---------- Stored data ----------

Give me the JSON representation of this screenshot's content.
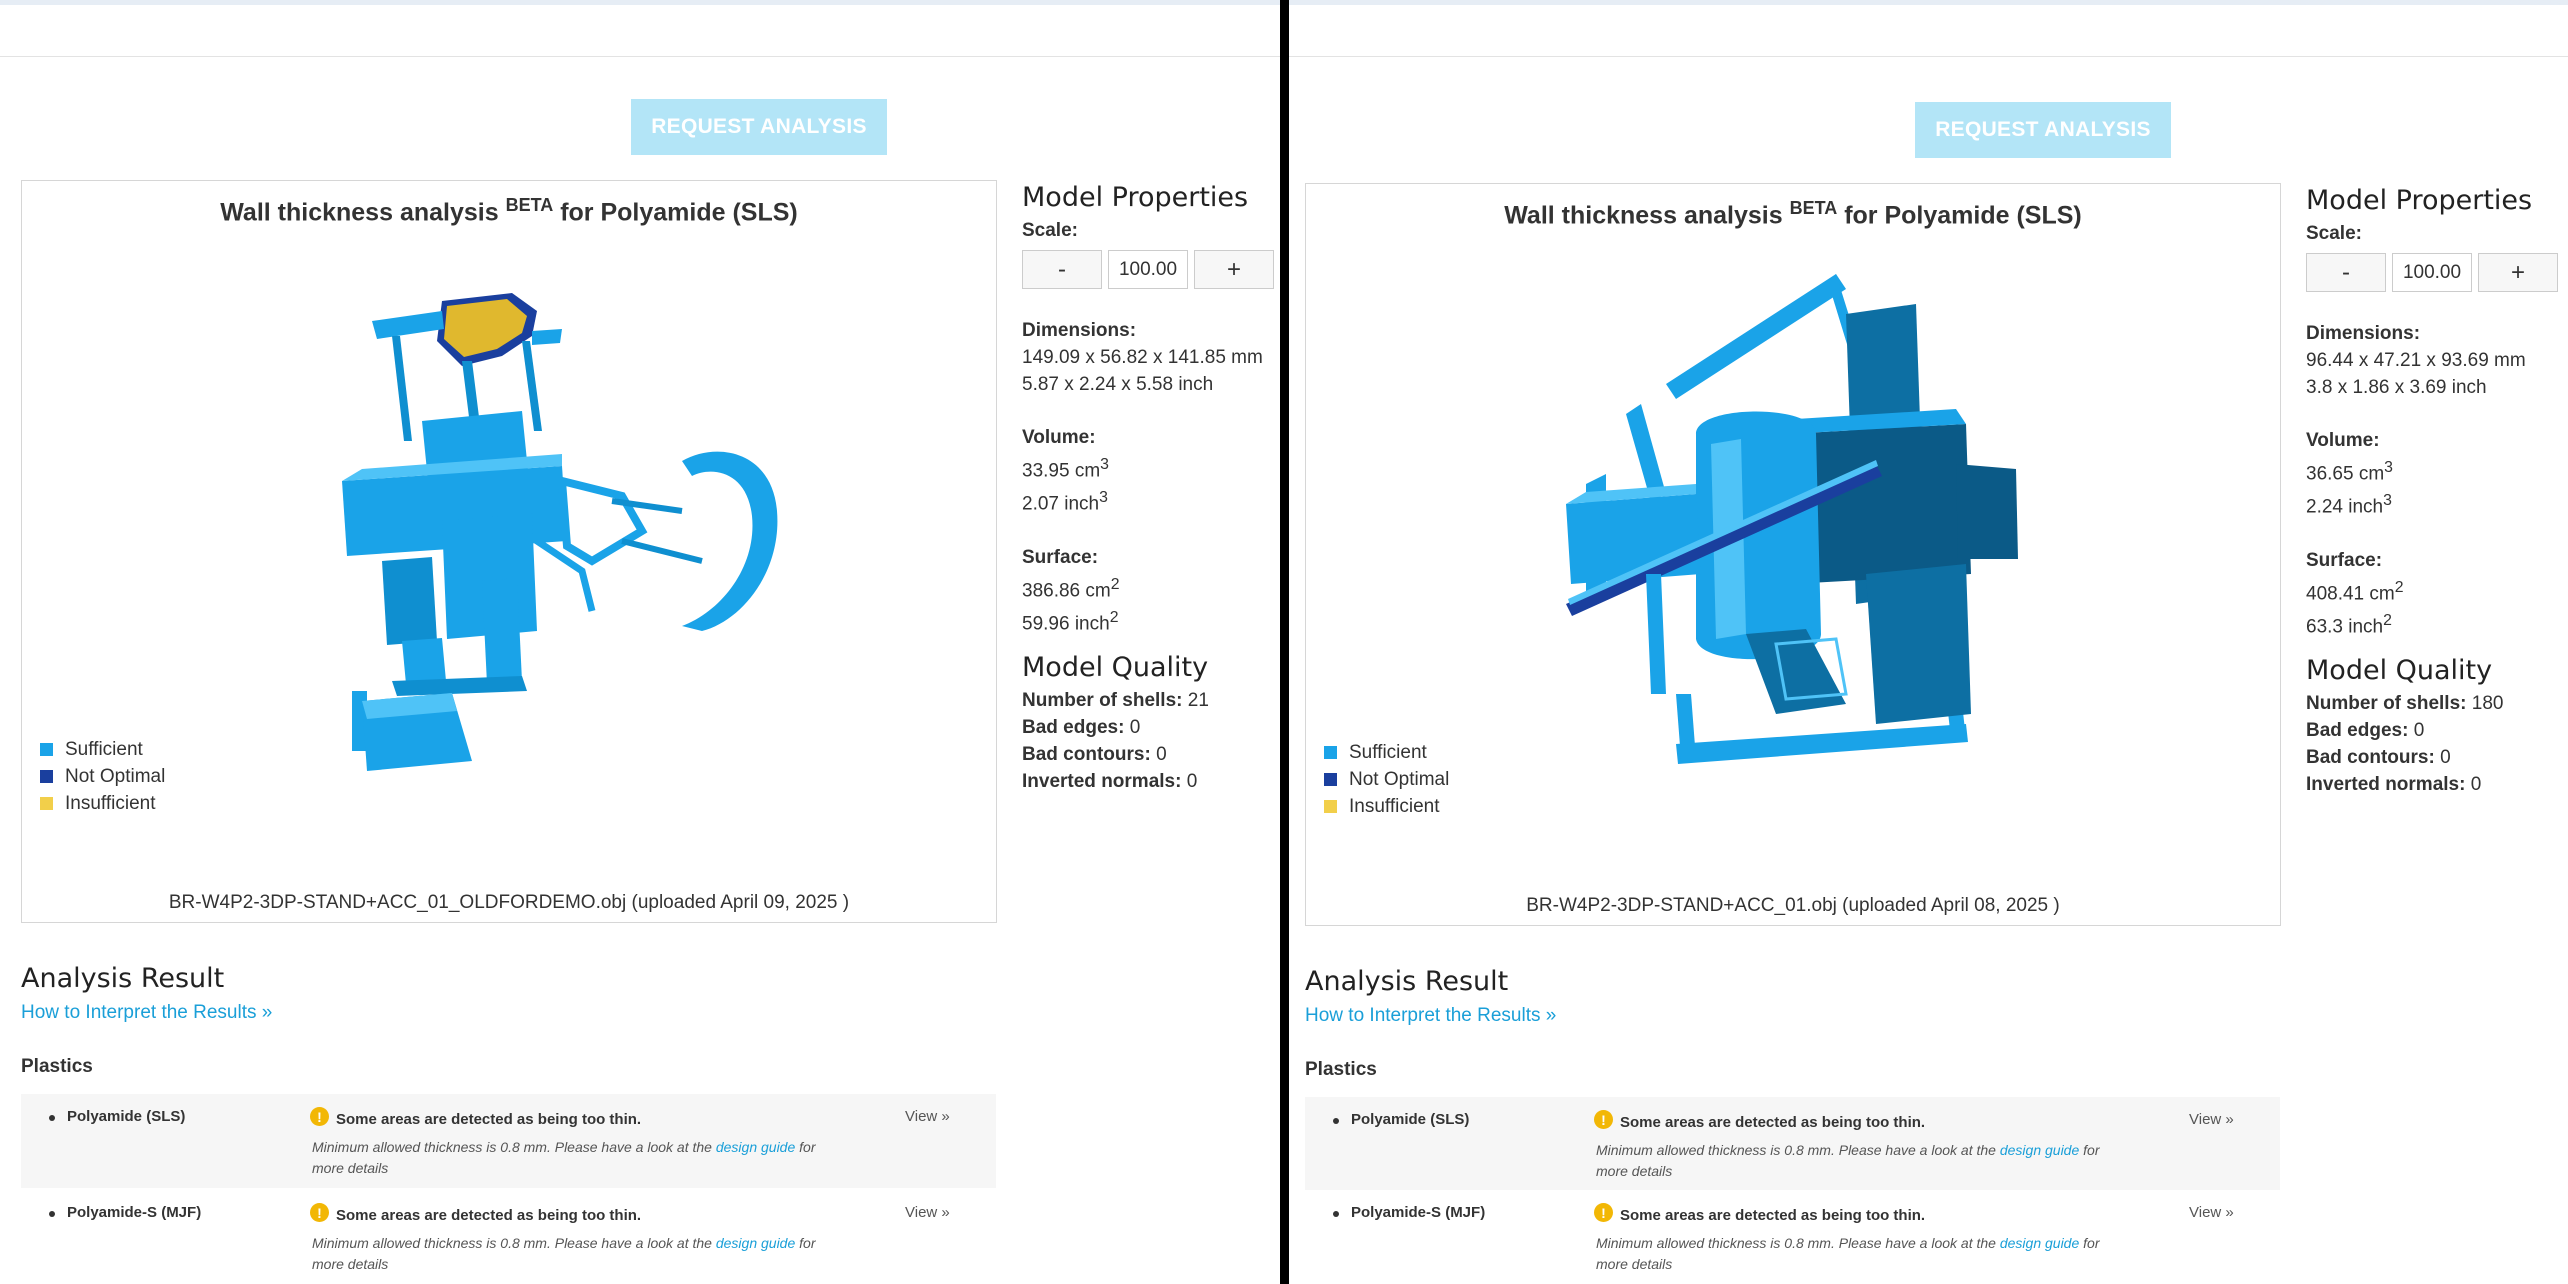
{
  "panes": [
    {
      "request_button": "REQUEST ANALYSIS",
      "viewer": {
        "title_prefix": "Wall thickness analysis",
        "title_sup": "BETA",
        "title_suffix": "for Polyamide (SLS)",
        "legend": [
          {
            "label": "Sufficient",
            "color": "#1aa3e8"
          },
          {
            "label": "Not Optimal",
            "color": "#1a3f9e"
          },
          {
            "label": "Insufficient",
            "color": "#f2cf4a"
          }
        ],
        "filename": "BR-W4P2-3DP-STAND+ACC_01_OLDFORDEMO.obj (uploaded April 09, 2025 )"
      },
      "properties": {
        "heading": "Model Properties",
        "scale_label": "Scale:",
        "scale_minus": "-",
        "scale_value": "100.00",
        "scale_plus": "+",
        "dimensions_label": "Dimensions:",
        "dimensions_mm": "149.09 x 56.82 x 141.85 mm",
        "dimensions_inch": "5.87 x 2.24 x 5.58 inch",
        "volume_label": "Volume:",
        "volume_cm": "33.95 cm",
        "volume_inch": "2.07 inch",
        "volume_exp": "3",
        "surface_label": "Surface:",
        "surface_cm": "386.86 cm",
        "surface_inch": "59.96 inch",
        "surface_exp": "2"
      },
      "quality": {
        "heading": "Model Quality",
        "shells_label": "Number of shells:",
        "shells_value": "21",
        "edges_label": "Bad edges:",
        "edges_value": "0",
        "contours_label": "Bad contours:",
        "contours_value": "0",
        "normals_label": "Inverted normals:",
        "normals_value": "0"
      },
      "analysis": {
        "title": "Analysis Result",
        "interpret_link": "How to Interpret the Results »",
        "category": "Plastics",
        "results": [
          {
            "material": "Polyamide (SLS)",
            "message": "Some areas are detected as being too thin.",
            "detail_pre": "Minimum allowed thickness is 0.8 mm. Please have a look at the",
            "detail_link": "design guide",
            "detail_post": "for more details",
            "view": "View »"
          },
          {
            "material": "Polyamide-S (MJF)",
            "message": "Some areas are detected as being too thin.",
            "detail_pre": "Minimum allowed thickness is 0.8 mm. Please have a look at the",
            "detail_link": "design guide",
            "detail_post": "for more details",
            "view": "View »"
          }
        ]
      }
    },
    {
      "request_button": "REQUEST ANALYSIS",
      "viewer": {
        "title_prefix": "Wall thickness analysis",
        "title_sup": "BETA",
        "title_suffix": "for Polyamide (SLS)",
        "legend": [
          {
            "label": "Sufficient",
            "color": "#1aa3e8"
          },
          {
            "label": "Not Optimal",
            "color": "#1a3f9e"
          },
          {
            "label": "Insufficient",
            "color": "#f2cf4a"
          }
        ],
        "filename": "BR-W4P2-3DP-STAND+ACC_01.obj (uploaded April 08, 2025 )"
      },
      "properties": {
        "heading": "Model Properties",
        "scale_label": "Scale:",
        "scale_minus": "-",
        "scale_value": "100.00",
        "scale_plus": "+",
        "dimensions_label": "Dimensions:",
        "dimensions_mm": "96.44 x 47.21 x 93.69 mm",
        "dimensions_inch": "3.8 x 1.86 x 3.69 inch",
        "volume_label": "Volume:",
        "volume_cm": "36.65 cm",
        "volume_inch": "2.24 inch",
        "volume_exp": "3",
        "surface_label": "Surface:",
        "surface_cm": "408.41 cm",
        "surface_inch": "63.3 inch",
        "surface_exp": "2"
      },
      "quality": {
        "heading": "Model Quality",
        "shells_label": "Number of shells:",
        "shells_value": "180",
        "edges_label": "Bad edges:",
        "edges_value": "0",
        "contours_label": "Bad contours:",
        "contours_value": "0",
        "normals_label": "Inverted normals:",
        "normals_value": "0"
      },
      "analysis": {
        "title": "Analysis Result",
        "interpret_link": "How to Interpret the Results »",
        "category": "Plastics",
        "results": [
          {
            "material": "Polyamide (SLS)",
            "message": "Some areas are detected as being too thin.",
            "detail_pre": "Minimum allowed thickness is 0.8 mm. Please have a look at the",
            "detail_link": "design guide",
            "detail_post": "for more details",
            "view": "View »"
          },
          {
            "material": "Polyamide-S (MJF)",
            "message": "Some areas are detected as being too thin.",
            "detail_pre": "Minimum allowed thickness is 0.8 mm. Please have a look at the",
            "detail_link": "design guide",
            "detail_post": "for more details",
            "view": "View »"
          }
        ]
      }
    }
  ]
}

----------

Pictures stay out of the copy; please restate every record above exactly.

> **Output below**:
Give me the JSON representation of this screenshot's content.
{
  "panes": [
    {
      "request_button": "REQUEST ANALYSIS",
      "viewer": {
        "title_prefix": "Wall thickness analysis",
        "title_sup": "BETA",
        "title_suffix": "for Polyamide (SLS)",
        "legend": [
          {
            "label": "Sufficient",
            "color": "#1aa3e8"
          },
          {
            "label": "Not Optimal",
            "color": "#1a3f9e"
          },
          {
            "label": "Insufficient",
            "color": "#f2cf4a"
          }
        ],
        "filename": "BR-W4P2-3DP-STAND+ACC_01_OLDFORDEMO.obj (uploaded April 09, 2025 )"
      },
      "properties": {
        "heading": "Model Properties",
        "scale_label": "Scale:",
        "scale_minus": "-",
        "scale_value": "100.00",
        "scale_plus": "+",
        "dimensions_label": "Dimensions:",
        "dimensions_mm": "149.09 x 56.82 x 141.85 mm",
        "dimensions_inch": "5.87 x 2.24 x 5.58 inch",
        "volume_label": "Volume:",
        "volume_cm": "33.95 cm",
        "volume_inch": "2.07 inch",
        "volume_exp": "3",
        "surface_label": "Surface:",
        "surface_cm": "386.86 cm",
        "surface_inch": "59.96 inch",
        "surface_exp": "2"
      },
      "quality": {
        "heading": "Model Quality",
        "shells_label": "Number of shells:",
        "shells_value": "21",
        "edges_label": "Bad edges:",
        "edges_value": "0",
        "contours_label": "Bad contours:",
        "contours_value": "0",
        "normals_label": "Inverted normals:",
        "normals_value": "0"
      },
      "analysis": {
        "title": "Analysis Result",
        "interpret_link": "How to Interpret the Results »",
        "category": "Plastics",
        "results": [
          {
            "material": "Polyamide (SLS)",
            "message": "Some areas are detected as being too thin.",
            "detail_pre": "Minimum allowed thickness is 0.8 mm. Please have a look at the",
            "detail_link": "design guide",
            "detail_post": "for more details",
            "view": "View »"
          },
          {
            "material": "Polyamide-S (MJF)",
            "message": "Some areas are detected as being too thin.",
            "detail_pre": "Minimum allowed thickness is 0.8 mm. Please have a look at the",
            "detail_link": "design guide",
            "detail_post": "for more details",
            "view": "View »"
          }
        ]
      }
    },
    {
      "request_button": "REQUEST ANALYSIS",
      "viewer": {
        "title_prefix": "Wall thickness analysis",
        "title_sup": "BETA",
        "title_suffix": "for Polyamide (SLS)",
        "legend": [
          {
            "label": "Sufficient",
            "color": "#1aa3e8"
          },
          {
            "label": "Not Optimal",
            "color": "#1a3f9e"
          },
          {
            "label": "Insufficient",
            "color": "#f2cf4a"
          }
        ],
        "filename": "BR-W4P2-3DP-STAND+ACC_01.obj (uploaded April 08, 2025 )"
      },
      "properties": {
        "heading": "Model Properties",
        "scale_label": "Scale:",
        "scale_minus": "-",
        "scale_value": "100.00",
        "scale_plus": "+",
        "dimensions_label": "Dimensions:",
        "dimensions_mm": "96.44 x 47.21 x 93.69 mm",
        "dimensions_inch": "3.8 x 1.86 x 3.69 inch",
        "volume_label": "Volume:",
        "volume_cm": "36.65 cm",
        "volume_inch": "2.24 inch",
        "volume_exp": "3",
        "surface_label": "Surface:",
        "surface_cm": "408.41 cm",
        "surface_inch": "63.3 inch",
        "surface_exp": "2"
      },
      "quality": {
        "heading": "Model Quality",
        "shells_label": "Number of shells:",
        "shells_value": "180",
        "edges_label": "Bad edges:",
        "edges_value": "0",
        "contours_label": "Bad contours:",
        "contours_value": "0",
        "normals_label": "Inverted normals:",
        "normals_value": "0"
      },
      "analysis": {
        "title": "Analysis Result",
        "interpret_link": "How to Interpret the Results »",
        "category": "Plastics",
        "results": [
          {
            "material": "Polyamide (SLS)",
            "message": "Some areas are detected as being too thin.",
            "detail_pre": "Minimum allowed thickness is 0.8 mm. Please have a look at the",
            "detail_link": "design guide",
            "detail_post": "for more details",
            "view": "View »"
          },
          {
            "material": "Polyamide-S (MJF)",
            "message": "Some areas are detected as being too thin.",
            "detail_pre": "Minimum allowed thickness is 0.8 mm. Please have a look at the",
            "detail_link": "design guide",
            "detail_post": "for more details",
            "view": "View »"
          }
        ]
      }
    }
  ]
}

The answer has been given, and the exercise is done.